# What is asked:
Every line with the word "type" in it should be extracted from the data that follows.

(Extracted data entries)
--- Begin ---

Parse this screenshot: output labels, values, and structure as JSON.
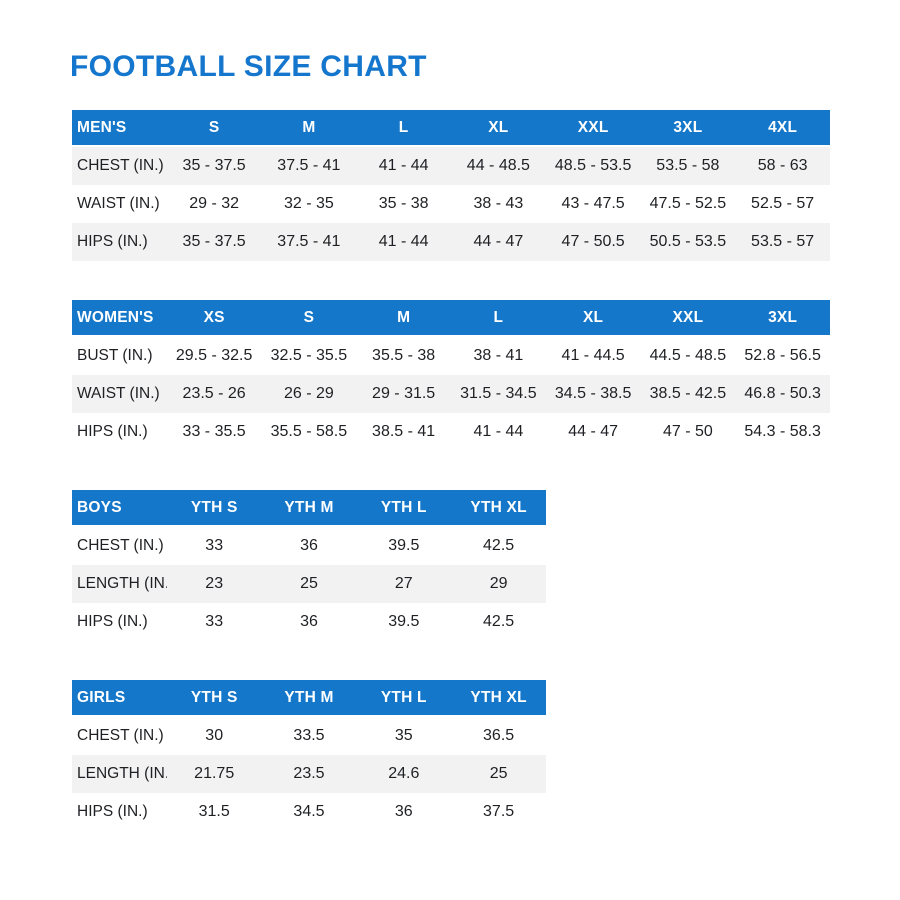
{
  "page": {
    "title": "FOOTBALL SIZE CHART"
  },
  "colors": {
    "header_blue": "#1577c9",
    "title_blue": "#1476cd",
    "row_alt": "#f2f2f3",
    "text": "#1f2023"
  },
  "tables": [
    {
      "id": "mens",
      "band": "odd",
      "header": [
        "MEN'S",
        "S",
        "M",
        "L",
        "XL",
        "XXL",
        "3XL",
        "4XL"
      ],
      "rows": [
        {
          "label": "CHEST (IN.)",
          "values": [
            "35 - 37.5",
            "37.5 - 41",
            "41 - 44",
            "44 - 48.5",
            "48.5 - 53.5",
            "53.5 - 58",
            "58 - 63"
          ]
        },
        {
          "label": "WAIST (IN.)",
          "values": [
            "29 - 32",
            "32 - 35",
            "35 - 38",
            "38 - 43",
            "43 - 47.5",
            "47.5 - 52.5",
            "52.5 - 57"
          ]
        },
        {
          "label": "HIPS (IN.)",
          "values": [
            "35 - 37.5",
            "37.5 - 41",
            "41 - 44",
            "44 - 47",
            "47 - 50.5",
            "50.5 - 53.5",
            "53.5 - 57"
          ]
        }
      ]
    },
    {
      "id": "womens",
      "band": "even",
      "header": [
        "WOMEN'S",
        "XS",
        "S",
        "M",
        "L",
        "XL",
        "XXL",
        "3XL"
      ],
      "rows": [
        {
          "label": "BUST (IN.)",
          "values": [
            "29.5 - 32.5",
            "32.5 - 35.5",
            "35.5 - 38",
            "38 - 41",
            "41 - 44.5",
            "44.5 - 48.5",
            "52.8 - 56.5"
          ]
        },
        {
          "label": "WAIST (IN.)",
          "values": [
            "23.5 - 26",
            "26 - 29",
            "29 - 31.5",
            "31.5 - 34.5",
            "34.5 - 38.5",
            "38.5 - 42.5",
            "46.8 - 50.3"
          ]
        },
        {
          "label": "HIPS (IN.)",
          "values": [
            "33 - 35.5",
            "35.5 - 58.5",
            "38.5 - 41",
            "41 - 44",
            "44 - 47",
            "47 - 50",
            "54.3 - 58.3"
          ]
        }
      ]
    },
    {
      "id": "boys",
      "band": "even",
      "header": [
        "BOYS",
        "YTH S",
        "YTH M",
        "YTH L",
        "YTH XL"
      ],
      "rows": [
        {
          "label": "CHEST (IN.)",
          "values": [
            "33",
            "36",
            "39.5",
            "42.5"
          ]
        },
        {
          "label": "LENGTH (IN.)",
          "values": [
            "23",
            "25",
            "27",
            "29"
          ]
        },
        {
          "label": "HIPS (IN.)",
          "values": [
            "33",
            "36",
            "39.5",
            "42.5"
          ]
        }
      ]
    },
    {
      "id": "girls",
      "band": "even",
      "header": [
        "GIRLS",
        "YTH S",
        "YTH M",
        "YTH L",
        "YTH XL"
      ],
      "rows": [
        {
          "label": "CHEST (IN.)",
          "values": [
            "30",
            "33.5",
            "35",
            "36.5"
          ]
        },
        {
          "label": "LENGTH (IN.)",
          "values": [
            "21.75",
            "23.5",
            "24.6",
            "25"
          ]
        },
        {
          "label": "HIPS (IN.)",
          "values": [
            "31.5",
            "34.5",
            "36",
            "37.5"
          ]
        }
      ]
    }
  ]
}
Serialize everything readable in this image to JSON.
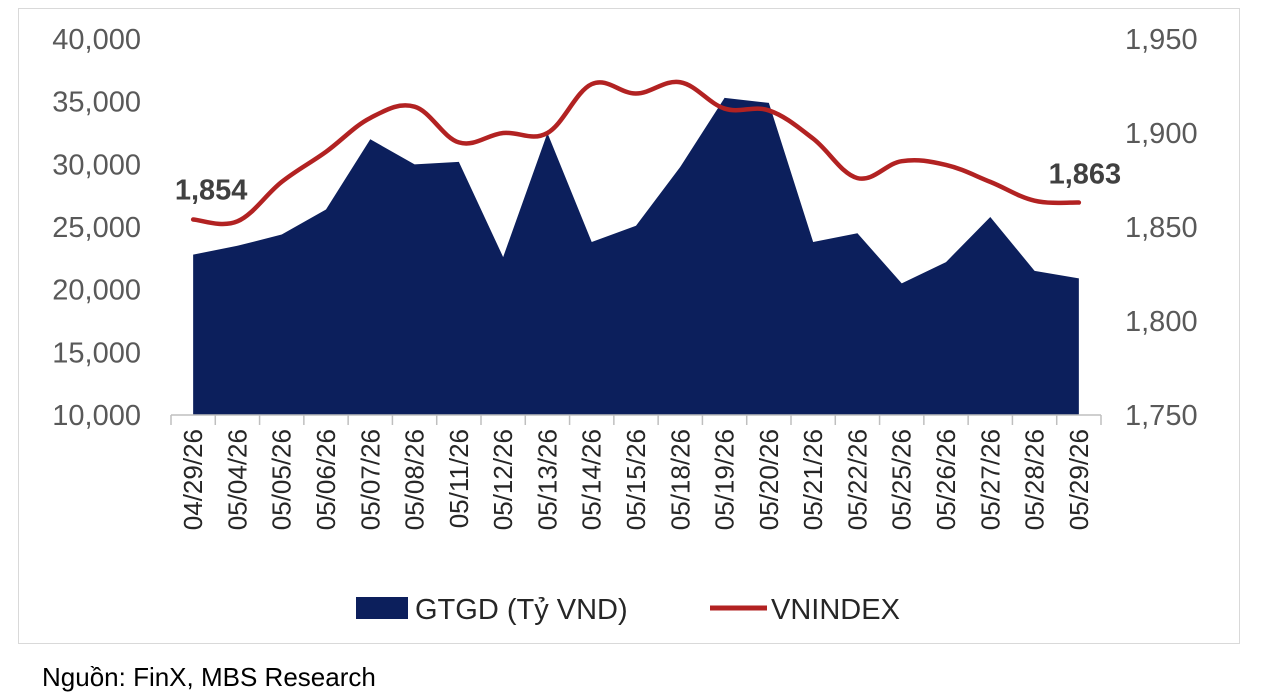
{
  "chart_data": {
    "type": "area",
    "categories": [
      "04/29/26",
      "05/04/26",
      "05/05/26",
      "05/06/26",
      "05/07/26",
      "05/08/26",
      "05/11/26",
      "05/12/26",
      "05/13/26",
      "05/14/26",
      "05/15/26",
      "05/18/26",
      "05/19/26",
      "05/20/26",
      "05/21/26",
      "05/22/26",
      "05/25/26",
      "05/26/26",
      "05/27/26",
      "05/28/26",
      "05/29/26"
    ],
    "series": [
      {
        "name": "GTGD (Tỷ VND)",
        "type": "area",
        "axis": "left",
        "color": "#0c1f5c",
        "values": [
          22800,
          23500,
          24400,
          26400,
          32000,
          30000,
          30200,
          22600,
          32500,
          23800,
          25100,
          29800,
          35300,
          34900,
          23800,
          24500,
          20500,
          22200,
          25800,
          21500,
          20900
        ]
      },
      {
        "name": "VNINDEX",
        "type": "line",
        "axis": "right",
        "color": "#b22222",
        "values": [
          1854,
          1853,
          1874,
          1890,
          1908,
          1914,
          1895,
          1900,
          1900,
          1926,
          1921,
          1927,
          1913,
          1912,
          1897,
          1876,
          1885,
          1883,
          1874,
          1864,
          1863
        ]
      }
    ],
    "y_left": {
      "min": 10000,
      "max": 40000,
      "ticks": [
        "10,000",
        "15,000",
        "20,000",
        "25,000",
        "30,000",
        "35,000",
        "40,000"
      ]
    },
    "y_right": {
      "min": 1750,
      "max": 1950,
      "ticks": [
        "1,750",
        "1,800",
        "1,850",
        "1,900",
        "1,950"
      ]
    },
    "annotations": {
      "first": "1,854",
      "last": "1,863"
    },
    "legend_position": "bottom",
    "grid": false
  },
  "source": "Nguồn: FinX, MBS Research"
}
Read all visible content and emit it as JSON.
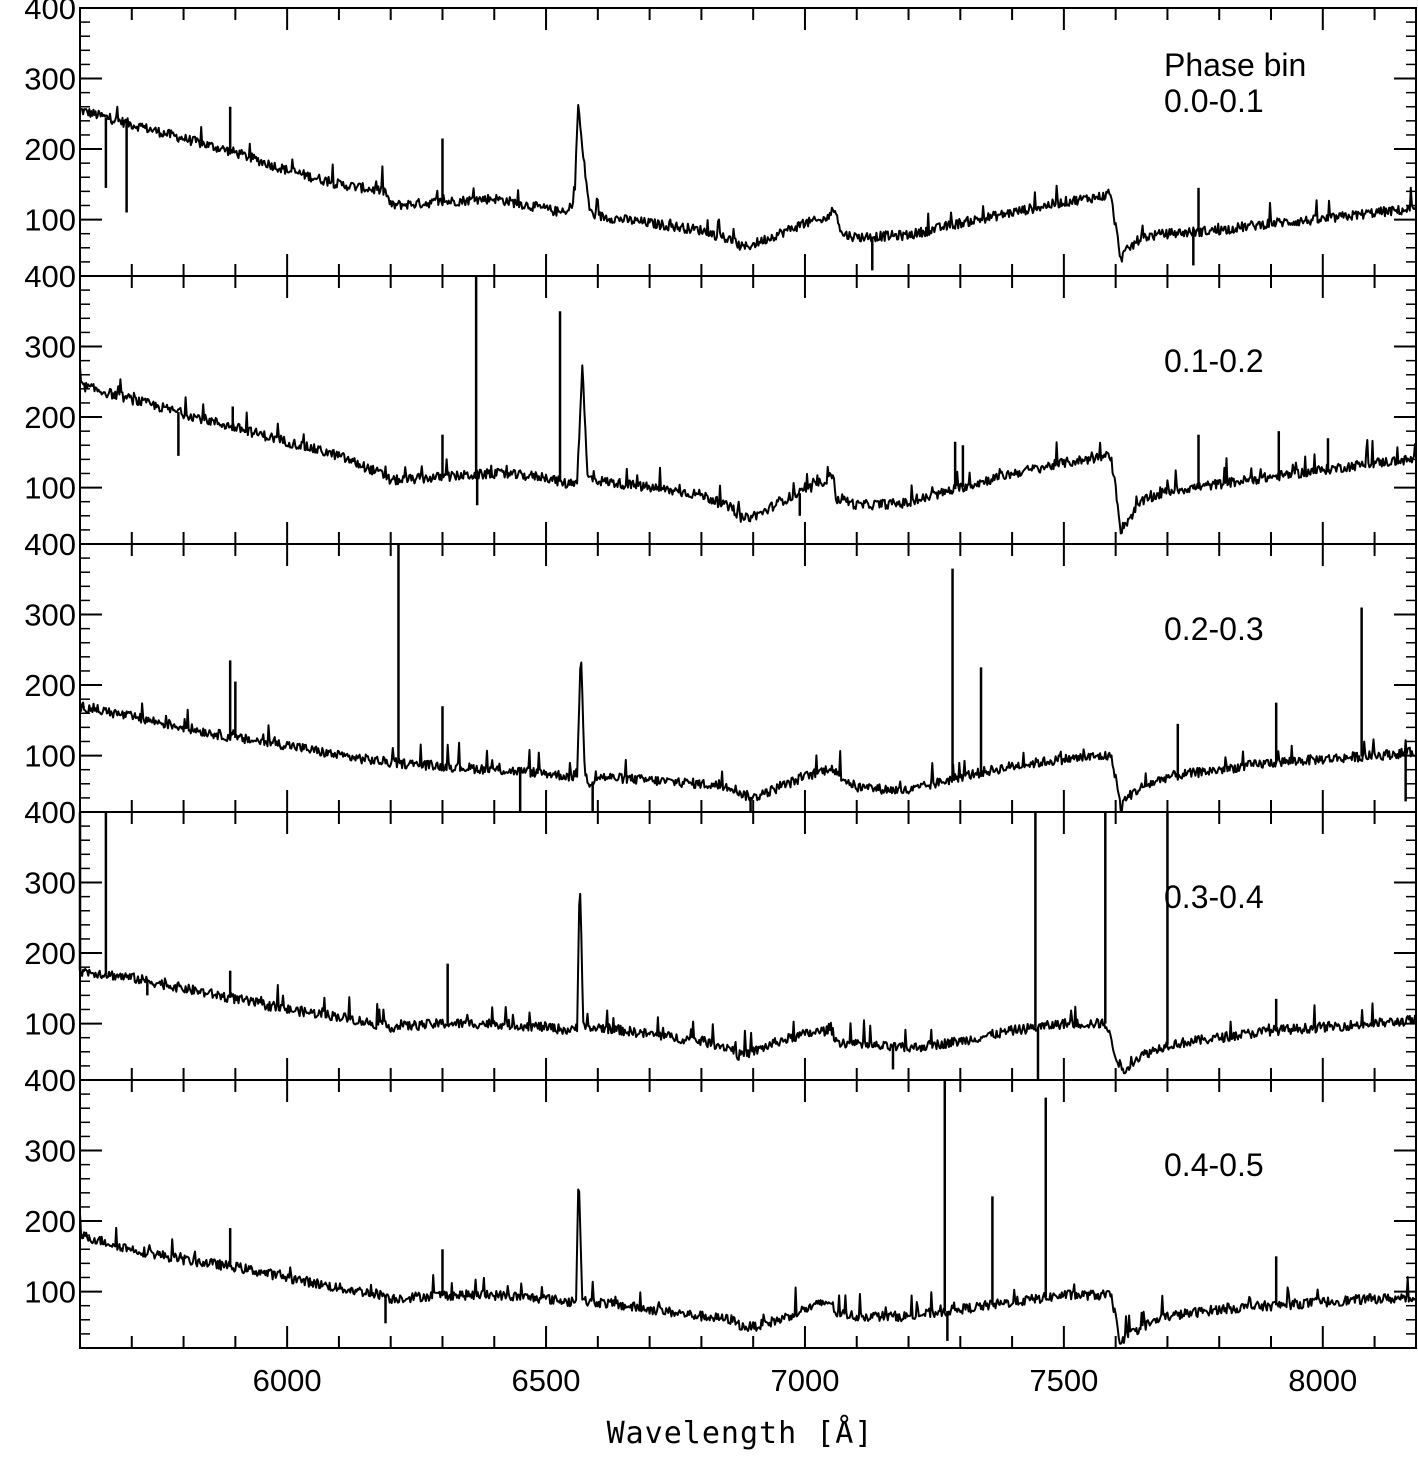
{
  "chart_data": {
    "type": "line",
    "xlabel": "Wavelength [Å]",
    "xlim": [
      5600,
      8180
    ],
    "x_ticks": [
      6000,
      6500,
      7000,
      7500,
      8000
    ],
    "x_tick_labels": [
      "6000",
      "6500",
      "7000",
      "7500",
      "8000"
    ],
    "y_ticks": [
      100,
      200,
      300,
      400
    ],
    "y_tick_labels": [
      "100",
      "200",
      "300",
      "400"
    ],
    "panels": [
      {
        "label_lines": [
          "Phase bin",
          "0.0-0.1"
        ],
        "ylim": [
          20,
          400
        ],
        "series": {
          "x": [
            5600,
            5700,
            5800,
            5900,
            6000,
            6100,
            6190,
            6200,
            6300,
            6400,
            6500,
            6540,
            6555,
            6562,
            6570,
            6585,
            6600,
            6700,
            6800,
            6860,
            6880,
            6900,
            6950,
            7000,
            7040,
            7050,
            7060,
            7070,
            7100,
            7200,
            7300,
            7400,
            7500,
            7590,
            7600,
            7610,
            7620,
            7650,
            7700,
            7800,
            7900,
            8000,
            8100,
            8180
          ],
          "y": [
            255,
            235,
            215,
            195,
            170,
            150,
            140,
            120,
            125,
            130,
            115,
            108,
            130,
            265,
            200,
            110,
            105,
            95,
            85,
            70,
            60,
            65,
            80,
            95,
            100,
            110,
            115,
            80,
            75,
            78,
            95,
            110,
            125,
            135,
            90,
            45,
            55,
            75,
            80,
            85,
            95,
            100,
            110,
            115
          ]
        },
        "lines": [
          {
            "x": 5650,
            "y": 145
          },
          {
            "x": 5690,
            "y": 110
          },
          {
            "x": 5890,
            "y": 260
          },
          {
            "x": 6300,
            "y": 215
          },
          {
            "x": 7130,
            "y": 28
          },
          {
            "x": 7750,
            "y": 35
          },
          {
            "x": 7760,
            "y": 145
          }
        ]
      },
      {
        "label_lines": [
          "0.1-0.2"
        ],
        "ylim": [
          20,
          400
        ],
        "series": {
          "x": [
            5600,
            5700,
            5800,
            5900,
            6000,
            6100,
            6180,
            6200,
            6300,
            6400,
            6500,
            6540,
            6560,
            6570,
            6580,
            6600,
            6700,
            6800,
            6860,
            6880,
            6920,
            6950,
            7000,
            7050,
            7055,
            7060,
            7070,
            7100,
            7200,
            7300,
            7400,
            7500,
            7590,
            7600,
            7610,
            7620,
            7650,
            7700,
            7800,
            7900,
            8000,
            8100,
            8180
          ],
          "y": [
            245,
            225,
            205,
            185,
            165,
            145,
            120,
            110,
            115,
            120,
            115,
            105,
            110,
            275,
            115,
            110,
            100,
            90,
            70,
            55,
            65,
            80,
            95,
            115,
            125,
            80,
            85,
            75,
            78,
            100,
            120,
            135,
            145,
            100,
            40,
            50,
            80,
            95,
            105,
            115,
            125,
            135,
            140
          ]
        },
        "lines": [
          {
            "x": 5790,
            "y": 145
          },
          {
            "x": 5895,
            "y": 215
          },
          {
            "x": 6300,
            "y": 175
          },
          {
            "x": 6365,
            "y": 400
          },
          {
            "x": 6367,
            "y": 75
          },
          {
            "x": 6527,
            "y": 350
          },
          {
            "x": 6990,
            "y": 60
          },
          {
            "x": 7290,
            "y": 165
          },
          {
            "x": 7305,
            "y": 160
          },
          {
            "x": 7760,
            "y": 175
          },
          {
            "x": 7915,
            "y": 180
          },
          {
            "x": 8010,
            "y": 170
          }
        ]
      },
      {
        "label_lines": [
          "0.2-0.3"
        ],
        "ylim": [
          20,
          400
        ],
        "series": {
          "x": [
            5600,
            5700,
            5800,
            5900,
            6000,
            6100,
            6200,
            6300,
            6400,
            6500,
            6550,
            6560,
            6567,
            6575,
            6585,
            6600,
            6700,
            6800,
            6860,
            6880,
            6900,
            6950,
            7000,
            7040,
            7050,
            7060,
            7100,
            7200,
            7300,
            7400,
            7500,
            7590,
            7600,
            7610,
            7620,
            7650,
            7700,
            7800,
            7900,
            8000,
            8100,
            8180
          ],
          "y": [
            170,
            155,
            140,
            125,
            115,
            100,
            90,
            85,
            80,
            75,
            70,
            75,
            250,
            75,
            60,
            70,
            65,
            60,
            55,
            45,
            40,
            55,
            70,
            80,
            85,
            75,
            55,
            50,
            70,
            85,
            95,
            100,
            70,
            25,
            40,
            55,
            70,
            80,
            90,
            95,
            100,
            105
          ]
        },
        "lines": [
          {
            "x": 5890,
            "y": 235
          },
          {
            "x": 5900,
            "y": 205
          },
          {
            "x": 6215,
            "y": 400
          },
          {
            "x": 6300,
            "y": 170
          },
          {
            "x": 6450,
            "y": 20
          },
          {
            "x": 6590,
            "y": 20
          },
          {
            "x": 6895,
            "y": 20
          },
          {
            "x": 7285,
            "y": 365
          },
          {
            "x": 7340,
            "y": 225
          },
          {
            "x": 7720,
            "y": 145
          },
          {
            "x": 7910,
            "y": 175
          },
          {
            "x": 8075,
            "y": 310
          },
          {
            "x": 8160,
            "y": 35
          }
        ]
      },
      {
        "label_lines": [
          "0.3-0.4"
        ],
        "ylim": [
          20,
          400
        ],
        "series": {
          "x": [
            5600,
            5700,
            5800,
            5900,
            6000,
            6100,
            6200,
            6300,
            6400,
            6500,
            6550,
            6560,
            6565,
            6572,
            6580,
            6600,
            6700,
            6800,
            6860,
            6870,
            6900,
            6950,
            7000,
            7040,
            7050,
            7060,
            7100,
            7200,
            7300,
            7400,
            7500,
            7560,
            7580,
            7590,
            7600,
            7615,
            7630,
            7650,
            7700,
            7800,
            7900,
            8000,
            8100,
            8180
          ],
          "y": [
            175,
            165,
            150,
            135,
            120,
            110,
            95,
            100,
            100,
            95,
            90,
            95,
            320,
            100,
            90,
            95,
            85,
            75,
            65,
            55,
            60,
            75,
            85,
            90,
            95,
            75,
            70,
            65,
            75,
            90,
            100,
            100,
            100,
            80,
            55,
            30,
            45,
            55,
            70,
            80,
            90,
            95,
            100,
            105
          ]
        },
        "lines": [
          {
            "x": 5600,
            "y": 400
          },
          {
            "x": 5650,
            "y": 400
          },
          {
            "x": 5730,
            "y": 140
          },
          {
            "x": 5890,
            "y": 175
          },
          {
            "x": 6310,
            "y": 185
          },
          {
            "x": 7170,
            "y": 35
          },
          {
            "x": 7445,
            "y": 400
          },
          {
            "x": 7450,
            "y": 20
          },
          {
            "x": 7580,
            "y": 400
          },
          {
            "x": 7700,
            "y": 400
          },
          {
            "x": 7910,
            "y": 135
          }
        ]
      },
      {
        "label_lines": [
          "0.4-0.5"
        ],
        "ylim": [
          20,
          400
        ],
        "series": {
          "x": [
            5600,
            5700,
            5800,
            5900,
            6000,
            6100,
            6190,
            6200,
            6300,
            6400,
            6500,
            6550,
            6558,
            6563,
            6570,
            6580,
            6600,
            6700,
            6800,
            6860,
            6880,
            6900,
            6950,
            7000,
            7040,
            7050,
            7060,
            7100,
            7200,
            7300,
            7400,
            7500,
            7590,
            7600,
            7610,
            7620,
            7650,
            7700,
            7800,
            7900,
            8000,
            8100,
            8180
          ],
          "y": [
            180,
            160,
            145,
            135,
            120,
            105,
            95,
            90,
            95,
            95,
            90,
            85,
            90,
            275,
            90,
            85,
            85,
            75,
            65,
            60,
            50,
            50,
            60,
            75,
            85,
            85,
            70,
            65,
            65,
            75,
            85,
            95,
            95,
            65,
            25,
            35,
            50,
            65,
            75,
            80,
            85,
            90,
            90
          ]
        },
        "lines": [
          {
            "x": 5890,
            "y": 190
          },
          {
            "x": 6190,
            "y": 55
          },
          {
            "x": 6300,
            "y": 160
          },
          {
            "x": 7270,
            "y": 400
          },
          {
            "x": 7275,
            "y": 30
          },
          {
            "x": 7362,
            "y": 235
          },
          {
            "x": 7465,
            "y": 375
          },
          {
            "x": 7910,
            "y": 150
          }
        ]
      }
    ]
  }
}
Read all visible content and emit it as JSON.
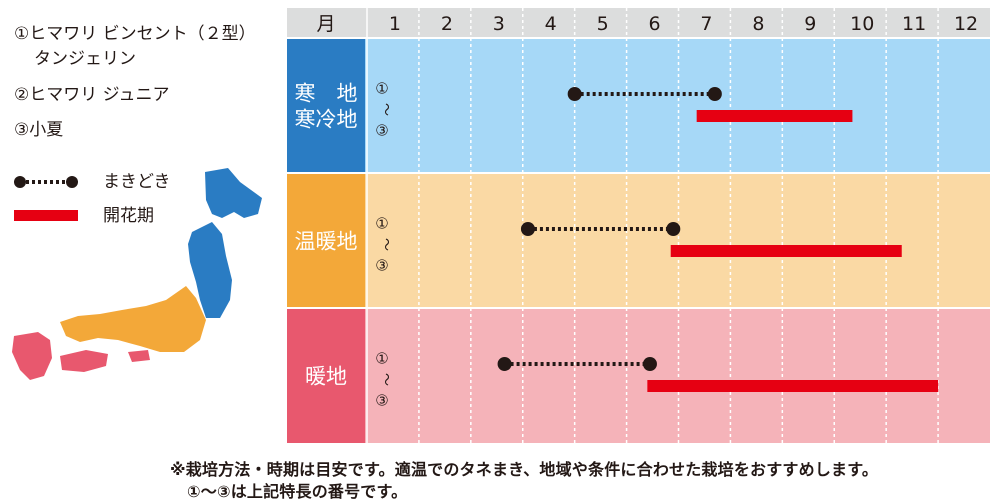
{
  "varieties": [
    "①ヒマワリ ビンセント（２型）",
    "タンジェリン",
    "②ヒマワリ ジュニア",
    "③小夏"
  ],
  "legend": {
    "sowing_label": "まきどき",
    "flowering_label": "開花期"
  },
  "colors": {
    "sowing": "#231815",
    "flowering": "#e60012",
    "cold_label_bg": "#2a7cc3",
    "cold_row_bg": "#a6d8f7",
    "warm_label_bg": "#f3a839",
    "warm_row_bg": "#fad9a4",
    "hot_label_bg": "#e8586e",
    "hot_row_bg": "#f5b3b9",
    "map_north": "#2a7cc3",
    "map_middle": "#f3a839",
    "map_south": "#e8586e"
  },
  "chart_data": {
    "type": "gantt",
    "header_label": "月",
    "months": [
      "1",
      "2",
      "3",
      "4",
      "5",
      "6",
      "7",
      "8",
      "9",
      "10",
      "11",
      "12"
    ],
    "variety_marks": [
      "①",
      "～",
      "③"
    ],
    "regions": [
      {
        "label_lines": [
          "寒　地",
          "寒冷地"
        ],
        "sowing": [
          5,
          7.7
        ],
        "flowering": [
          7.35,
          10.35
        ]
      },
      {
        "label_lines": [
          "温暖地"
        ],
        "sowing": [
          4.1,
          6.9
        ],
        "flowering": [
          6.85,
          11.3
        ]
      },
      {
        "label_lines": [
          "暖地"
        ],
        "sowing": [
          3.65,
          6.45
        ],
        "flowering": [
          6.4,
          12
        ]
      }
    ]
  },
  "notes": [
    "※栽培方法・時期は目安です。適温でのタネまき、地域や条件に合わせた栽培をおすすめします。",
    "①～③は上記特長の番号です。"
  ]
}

--- End ---

# Solution for this exercise:
    "type": "area",
        "type": "area",
        "type": "line",
    "type": "line",
    "type": "gantt",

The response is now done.